**WRITTEN REQUEST:** Repeat every record below exactly as written.

**SUPPLIED INFORMATION:**
========
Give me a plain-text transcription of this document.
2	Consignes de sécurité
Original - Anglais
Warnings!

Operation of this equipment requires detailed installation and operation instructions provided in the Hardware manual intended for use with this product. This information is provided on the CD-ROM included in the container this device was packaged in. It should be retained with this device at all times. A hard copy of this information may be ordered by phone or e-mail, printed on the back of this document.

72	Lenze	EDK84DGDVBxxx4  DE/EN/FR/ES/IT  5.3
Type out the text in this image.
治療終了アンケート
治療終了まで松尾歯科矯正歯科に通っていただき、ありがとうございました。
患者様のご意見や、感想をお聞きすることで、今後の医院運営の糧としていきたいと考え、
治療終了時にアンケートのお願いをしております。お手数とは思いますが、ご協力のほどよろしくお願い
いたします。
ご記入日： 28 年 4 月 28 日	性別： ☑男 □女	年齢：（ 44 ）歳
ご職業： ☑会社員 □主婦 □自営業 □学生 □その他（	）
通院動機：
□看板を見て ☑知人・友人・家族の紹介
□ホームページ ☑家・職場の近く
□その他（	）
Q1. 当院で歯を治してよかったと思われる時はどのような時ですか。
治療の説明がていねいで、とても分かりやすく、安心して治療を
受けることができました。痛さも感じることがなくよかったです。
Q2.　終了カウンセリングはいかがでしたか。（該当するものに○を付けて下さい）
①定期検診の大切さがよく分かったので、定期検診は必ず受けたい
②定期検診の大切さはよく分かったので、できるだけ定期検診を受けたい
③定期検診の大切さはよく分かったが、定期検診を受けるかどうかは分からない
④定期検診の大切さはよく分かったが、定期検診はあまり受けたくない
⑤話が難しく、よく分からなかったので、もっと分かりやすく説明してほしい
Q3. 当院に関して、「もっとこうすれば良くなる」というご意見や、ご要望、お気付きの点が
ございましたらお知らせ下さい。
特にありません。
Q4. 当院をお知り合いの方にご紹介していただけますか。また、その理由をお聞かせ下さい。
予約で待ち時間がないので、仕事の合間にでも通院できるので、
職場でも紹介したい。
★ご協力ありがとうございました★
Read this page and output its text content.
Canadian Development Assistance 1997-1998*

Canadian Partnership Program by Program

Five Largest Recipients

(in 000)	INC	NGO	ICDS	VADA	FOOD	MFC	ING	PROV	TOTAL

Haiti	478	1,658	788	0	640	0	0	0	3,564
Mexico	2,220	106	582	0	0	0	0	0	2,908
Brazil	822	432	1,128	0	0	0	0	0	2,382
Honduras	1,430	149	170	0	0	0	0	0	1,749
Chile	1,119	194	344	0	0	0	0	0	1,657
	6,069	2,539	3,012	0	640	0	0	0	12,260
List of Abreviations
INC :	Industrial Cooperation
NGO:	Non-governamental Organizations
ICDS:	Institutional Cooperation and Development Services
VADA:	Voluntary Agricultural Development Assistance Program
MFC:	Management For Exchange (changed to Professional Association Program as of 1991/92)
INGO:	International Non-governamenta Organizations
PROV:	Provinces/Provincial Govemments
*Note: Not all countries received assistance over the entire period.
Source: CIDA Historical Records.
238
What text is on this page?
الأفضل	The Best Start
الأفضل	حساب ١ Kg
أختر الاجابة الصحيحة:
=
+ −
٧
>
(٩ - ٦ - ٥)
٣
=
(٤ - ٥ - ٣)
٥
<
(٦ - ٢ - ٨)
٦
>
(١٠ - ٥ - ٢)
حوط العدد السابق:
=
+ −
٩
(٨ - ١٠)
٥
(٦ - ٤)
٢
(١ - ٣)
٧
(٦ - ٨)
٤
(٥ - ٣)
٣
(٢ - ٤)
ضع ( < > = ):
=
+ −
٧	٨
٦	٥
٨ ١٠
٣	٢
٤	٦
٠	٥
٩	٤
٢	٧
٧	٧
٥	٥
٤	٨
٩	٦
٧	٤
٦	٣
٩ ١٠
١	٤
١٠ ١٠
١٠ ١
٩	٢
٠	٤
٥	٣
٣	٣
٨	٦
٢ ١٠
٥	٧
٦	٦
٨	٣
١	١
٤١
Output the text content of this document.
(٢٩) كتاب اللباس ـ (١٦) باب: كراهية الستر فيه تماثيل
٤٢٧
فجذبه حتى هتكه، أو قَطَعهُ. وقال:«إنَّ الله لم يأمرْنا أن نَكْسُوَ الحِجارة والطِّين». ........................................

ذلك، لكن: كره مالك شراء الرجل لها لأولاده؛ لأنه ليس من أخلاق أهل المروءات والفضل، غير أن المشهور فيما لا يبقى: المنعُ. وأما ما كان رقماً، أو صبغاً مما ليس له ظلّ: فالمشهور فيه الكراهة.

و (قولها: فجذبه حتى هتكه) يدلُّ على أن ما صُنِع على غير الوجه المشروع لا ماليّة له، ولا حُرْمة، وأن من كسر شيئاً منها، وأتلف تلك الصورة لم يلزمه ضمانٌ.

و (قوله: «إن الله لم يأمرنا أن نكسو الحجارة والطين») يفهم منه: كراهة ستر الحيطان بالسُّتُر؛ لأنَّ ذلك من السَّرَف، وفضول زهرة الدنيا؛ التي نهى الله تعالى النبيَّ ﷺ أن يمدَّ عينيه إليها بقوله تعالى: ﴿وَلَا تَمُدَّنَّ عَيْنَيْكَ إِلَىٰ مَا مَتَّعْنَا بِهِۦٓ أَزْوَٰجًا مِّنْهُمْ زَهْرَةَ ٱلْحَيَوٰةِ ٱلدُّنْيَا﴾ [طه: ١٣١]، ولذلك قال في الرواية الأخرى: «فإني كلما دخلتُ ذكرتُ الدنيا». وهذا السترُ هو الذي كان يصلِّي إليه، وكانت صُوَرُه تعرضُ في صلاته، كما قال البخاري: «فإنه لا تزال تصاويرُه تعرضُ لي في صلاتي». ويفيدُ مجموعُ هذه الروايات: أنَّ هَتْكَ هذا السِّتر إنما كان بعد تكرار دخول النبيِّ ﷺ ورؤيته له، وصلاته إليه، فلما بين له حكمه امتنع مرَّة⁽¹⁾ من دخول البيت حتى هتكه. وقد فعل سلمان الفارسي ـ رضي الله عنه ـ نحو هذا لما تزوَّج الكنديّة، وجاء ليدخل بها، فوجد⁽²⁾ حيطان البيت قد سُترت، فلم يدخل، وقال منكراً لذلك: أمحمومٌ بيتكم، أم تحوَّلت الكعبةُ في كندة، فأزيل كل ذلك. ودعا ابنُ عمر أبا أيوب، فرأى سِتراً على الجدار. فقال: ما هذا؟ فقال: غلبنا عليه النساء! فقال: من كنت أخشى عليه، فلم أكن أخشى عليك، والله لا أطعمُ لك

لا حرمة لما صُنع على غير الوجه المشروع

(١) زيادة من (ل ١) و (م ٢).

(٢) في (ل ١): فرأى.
========
**WRITTEN ANSWER:**
Give me a plain-text transcription of this document.
2	Consignes de sécurité
Original - Anglais
Warnings!

Operation of this equipment requires detailed installation and operation instructions provided in the Hardware manual intended for use with this product. This information is provided on the CD-ROM included in the container this device was packaged in. It should be retained with this device at all times. A hard copy of this information may be ordered by phone or e-mail, printed on the back of this document.

72	Lenze	EDK84DGDVBxxx4  DE/EN/FR/ES/IT  5.3
Type out the text in this image.
治療終了アンケート
治療終了まで松尾歯科矯正歯科に通っていただき、ありがとうございました。
患者様のご意見や、感想をお聞きすることで、今後の医院運営の糧としていきたいと考え、
治療終了時にアンケートのお願いをしております。お手数とは思いますが、ご協力のほどよろしくお願い
いたします。
ご記入日： 28 年 4 月 28 日	性別： ☑男 □女	年齢：（ 44 ）歳
ご職業： ☑会社員 □主婦 □自営業 □学生 □その他（	）
通院動機：
□看板を見て ☑知人・友人・家族の紹介
□ホームページ ☑家・職場の近く
□その他（	）
Q1. 当院で歯を治してよかったと思われる時はどのような時ですか。
治療の説明がていねいで、とても分かりやすく、安心して治療を
受けることができました。痛さも感じることがなくよかったです。
Q2.　終了カウンセリングはいかがでしたか。（該当するものに○を付けて下さい）
①定期検診の大切さがよく分かったので、定期検診は必ず受けたい
②定期検診の大切さはよく分かったので、できるだけ定期検診を受けたい
③定期検診の大切さはよく分かったが、定期検診を受けるかどうかは分からない
④定期検診の大切さはよく分かったが、定期検診はあまり受けたくない
⑤話が難しく、よく分からなかったので、もっと分かりやすく説明してほしい
Q3. 当院に関して、「もっとこうすれば良くなる」というご意見や、ご要望、お気付きの点が
ございましたらお知らせ下さい。
特にありません。
Q4. 当院をお知り合いの方にご紹介していただけますか。また、その理由をお聞かせ下さい。
予約で待ち時間がないので、仕事の合間にでも通院できるので、
職場でも紹介したい。
★ご協力ありがとうございました★
Read this page and output its text content.
Canadian Development Assistance 1997-1998*

Canadian Partnership Program by Program

Five Largest Recipients

(in 000)	INC	NGO	ICDS	VADA	FOOD	MFC	ING	PROV	TOTAL

Haiti	478	1,658	788	0	640	0	0	0	3,564
Mexico	2,220	106	582	0	0	0	0	0	2,908
Brazil	822	432	1,128	0	0	0	0	0	2,382
Honduras	1,430	149	170	0	0	0	0	0	1,749
Chile	1,119	194	344	0	0	0	0	0	1,657
	6,069	2,539	3,012	0	640	0	0	0	12,260
List of Abreviations
INC :	Industrial Cooperation
NGO:	Non-governamental Organizations
ICDS:	Institutional Cooperation and Development Services
VADA:	Voluntary Agricultural Development Assistance Program
MFC:	Management For Exchange (changed to Professional Association Program as of 1991/92)
INGO:	International Non-governamenta Organizations
PROV:	Provinces/Provincial Govemments
*Note: Not all countries received assistance over the entire period.
Source: CIDA Historical Records.
238
What text is on this page?
الأفضل	The Best Start
الأفضل	حساب ١ Kg
أختر الاجابة الصحيحة:
=
+ −
٧
>
(٩ - ٦ - ٥)
٣
=
(٤ - ٥ - ٣)
٥
<
(٦ - ٢ - ٨)
٦
>
(١٠ - ٥ - ٢)
حوط العدد السابق:
=
+ −
٩
(٨ - ١٠)
٥
(٦ - ٤)
٢
(١ - ٣)
٧
(٦ - ٨)
٤
(٥ - ٣)
٣
(٢ - ٤)
ضع ( < > = ):
=
+ −
٧	٨
٦	٥
٨ ١٠
٣	٢
٤	٦
٠	٥
٩	٤
٢	٧
٧	٧
٥	٥
٤	٨
٩	٦
٧	٤
٦	٣
٩ ١٠
١	٤
١٠ ١٠
١٠ ١
٩	٢
٠	٤
٥	٣
٣	٣
٨	٦
٢ ١٠
٥	٧
٦	٦
٨	٣
١	١
٤١
Output the text content of this document.
(٢٩) كتاب اللباس ـ (١٦) باب: كراهية الستر فيه تماثيل
٤٢٧
فجذبه حتى هتكه، أو قَطَعهُ. وقال:«إنَّ الله لم يأمرْنا أن نَكْسُوَ الحِجارة والطِّين». ........................................

ذلك، لكن: كره مالك شراء الرجل لها لأولاده؛ لأنه ليس من أخلاق أهل المروءات والفضل، غير أن المشهور فيما لا يبقى: المنعُ. وأما ما كان رقماً، أو صبغاً مما ليس له ظلّ: فالمشهور فيه الكراهة.

و (قولها: فجذبه حتى هتكه) يدلُّ على أن ما صُنِع على غير الوجه المشروع لا ماليّة له، ولا حُرْمة، وأن من كسر شيئاً منها، وأتلف تلك الصورة لم يلزمه ضمانٌ.

و (قوله: «إن الله لم يأمرنا أن نكسو الحجارة والطين») يفهم منه: كراهة ستر الحيطان بالسُّتُر؛ لأنَّ ذلك من السَّرَف، وفضول زهرة الدنيا؛ التي نهى الله تعالى النبيَّ ﷺ أن يمدَّ عينيه إليها بقوله تعالى: ﴿وَلَا تَمُدَّنَّ عَيْنَيْكَ إِلَىٰ مَا مَتَّعْنَا بِهِۦٓ أَزْوَٰجًا مِّنْهُمْ زَهْرَةَ ٱلْحَيَوٰةِ ٱلدُّنْيَا﴾ [طه: ١٣١]، ولذلك قال في الرواية الأخرى: «فإني كلما دخلتُ ذكرتُ الدنيا». وهذا السترُ هو الذي كان يصلِّي إليه، وكانت صُوَرُه تعرضُ في صلاته، كما قال البخاري: «فإنه لا تزال تصاويرُه تعرضُ لي في صلاتي». ويفيدُ مجموعُ هذه الروايات: أنَّ هَتْكَ هذا السِّتر إنما كان بعد تكرار دخول النبيِّ ﷺ ورؤيته له، وصلاته إليه، فلما بين له حكمه امتنع مرَّة⁽¹⁾ من دخول البيت حتى هتكه. وقد فعل سلمان الفارسي ـ رضي الله عنه ـ نحو هذا لما تزوَّج الكنديّة، وجاء ليدخل بها، فوجد⁽²⁾ حيطان البيت قد سُترت، فلم يدخل، وقال منكراً لذلك: أمحمومٌ بيتكم، أم تحوَّلت الكعبةُ في كندة، فأزيل كل ذلك. ودعا ابنُ عمر أبا أيوب، فرأى سِتراً على الجدار. فقال: ما هذا؟ فقال: غلبنا عليه النساء! فقال: من كنت أخشى عليه، فلم أكن أخشى عليك، والله لا أطعمُ لك

لا حرمة لما صُنع على غير الوجه المشروع

(١) زيادة من (ل ١) و (م ٢).

(٢) في (ل ١): فرأى.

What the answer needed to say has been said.